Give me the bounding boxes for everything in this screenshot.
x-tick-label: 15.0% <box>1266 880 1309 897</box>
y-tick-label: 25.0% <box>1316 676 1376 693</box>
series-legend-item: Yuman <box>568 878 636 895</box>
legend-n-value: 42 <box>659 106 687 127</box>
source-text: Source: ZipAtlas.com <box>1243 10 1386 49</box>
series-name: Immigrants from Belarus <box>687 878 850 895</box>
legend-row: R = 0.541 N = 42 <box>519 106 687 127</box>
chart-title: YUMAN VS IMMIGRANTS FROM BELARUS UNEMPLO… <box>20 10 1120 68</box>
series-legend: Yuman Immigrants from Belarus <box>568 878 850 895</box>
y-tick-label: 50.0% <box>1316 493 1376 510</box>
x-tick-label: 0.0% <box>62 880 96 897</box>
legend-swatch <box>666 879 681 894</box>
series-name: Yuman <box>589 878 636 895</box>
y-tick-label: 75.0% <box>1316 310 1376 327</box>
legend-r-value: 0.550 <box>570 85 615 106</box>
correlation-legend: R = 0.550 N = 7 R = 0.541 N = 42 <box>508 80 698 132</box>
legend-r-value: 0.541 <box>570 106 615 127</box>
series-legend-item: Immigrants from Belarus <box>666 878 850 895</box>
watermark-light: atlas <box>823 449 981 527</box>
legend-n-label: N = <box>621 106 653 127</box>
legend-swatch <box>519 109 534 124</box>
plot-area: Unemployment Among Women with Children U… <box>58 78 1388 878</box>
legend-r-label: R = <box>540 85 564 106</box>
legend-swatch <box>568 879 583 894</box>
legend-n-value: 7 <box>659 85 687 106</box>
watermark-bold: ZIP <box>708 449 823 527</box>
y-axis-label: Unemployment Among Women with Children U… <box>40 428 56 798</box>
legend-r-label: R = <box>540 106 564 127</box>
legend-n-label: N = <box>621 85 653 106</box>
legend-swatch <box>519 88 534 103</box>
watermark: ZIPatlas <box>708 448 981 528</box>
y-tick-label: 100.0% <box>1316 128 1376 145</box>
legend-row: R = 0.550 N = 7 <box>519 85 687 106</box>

****

Copy every item above exactly as it appears, line by line.

Give me the bounding boxes for everything in this screenshot.
x-tick-label: 15.0% <box>1266 880 1309 897</box>
y-tick-label: 25.0% <box>1316 676 1376 693</box>
series-legend-item: Yuman <box>568 878 636 895</box>
legend-n-value: 42 <box>659 106 687 127</box>
source-text: Source: ZipAtlas.com <box>1243 10 1386 49</box>
series-name: Immigrants from Belarus <box>687 878 850 895</box>
legend-row: R = 0.541 N = 42 <box>519 106 687 127</box>
chart-title: YUMAN VS IMMIGRANTS FROM BELARUS UNEMPLO… <box>20 10 1120 68</box>
series-legend: Yuman Immigrants from Belarus <box>568 878 850 895</box>
y-tick-label: 50.0% <box>1316 493 1376 510</box>
x-tick-label: 0.0% <box>62 880 96 897</box>
legend-swatch <box>666 879 681 894</box>
series-name: Yuman <box>589 878 636 895</box>
y-tick-label: 75.0% <box>1316 310 1376 327</box>
legend-r-value: 0.550 <box>570 85 615 106</box>
correlation-legend: R = 0.550 N = 7 R = 0.541 N = 42 <box>508 80 698 132</box>
legend-r-value: 0.541 <box>570 106 615 127</box>
series-legend-item: Immigrants from Belarus <box>666 878 850 895</box>
watermark-light: atlas <box>823 449 981 527</box>
legend-n-label: N = <box>621 106 653 127</box>
legend-swatch <box>519 109 534 124</box>
plot-area: Unemployment Among Women with Children U… <box>58 78 1388 878</box>
legend-r-label: R = <box>540 85 564 106</box>
legend-swatch <box>568 879 583 894</box>
legend-n-value: 7 <box>659 85 687 106</box>
watermark-bold: ZIP <box>708 449 823 527</box>
y-axis-label: Unemployment Among Women with Children U… <box>40 428 56 798</box>
legend-r-label: R = <box>540 106 564 127</box>
legend-n-label: N = <box>621 85 653 106</box>
legend-swatch <box>519 88 534 103</box>
watermark: ZIPatlas <box>708 448 981 528</box>
y-tick-label: 100.0% <box>1316 128 1376 145</box>
legend-row: R = 0.550 N = 7 <box>519 85 687 106</box>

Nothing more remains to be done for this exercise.